Provided entries →

####################

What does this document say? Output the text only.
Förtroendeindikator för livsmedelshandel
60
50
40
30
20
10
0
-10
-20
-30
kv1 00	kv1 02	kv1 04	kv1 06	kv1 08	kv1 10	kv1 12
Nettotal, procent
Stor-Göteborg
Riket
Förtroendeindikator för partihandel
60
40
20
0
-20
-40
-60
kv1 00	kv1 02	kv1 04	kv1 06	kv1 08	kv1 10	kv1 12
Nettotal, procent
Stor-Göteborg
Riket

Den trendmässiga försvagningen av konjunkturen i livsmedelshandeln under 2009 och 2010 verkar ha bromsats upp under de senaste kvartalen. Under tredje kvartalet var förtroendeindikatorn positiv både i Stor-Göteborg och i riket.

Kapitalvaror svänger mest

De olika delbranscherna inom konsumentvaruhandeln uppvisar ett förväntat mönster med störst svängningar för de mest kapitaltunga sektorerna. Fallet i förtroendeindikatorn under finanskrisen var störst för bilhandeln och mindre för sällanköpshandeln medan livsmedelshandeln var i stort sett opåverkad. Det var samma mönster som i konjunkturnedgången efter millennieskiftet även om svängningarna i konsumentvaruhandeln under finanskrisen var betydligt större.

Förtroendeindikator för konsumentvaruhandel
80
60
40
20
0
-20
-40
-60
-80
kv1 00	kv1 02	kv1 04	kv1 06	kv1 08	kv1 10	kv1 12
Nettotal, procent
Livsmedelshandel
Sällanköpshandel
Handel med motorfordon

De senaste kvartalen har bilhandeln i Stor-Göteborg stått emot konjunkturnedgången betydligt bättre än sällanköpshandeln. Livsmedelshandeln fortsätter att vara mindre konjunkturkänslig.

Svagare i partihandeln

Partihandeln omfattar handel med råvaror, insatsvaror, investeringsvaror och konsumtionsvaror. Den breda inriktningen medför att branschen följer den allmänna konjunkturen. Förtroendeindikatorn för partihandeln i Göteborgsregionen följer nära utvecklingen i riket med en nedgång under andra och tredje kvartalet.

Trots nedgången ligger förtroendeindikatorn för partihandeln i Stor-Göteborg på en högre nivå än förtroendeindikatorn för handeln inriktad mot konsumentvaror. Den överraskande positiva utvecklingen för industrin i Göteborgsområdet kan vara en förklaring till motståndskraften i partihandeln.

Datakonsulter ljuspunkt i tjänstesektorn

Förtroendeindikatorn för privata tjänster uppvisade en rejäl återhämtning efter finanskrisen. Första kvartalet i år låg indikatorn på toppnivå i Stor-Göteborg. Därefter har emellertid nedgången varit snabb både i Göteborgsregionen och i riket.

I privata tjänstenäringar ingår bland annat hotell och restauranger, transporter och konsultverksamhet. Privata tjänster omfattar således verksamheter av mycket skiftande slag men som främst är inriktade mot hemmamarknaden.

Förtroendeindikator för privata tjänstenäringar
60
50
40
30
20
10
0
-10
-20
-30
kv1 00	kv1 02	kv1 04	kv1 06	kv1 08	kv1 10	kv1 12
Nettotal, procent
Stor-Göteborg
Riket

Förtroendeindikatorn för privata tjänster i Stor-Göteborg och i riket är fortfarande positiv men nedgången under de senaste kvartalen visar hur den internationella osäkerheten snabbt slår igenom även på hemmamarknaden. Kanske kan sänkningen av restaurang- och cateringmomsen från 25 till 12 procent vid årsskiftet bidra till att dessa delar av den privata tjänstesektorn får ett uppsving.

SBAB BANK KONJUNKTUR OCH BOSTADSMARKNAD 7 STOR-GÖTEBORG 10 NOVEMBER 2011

####################

Exercise requirements → Determine the number of lines in these entries that contain the word "tjänstenäringar", and write only that number.

Response → 2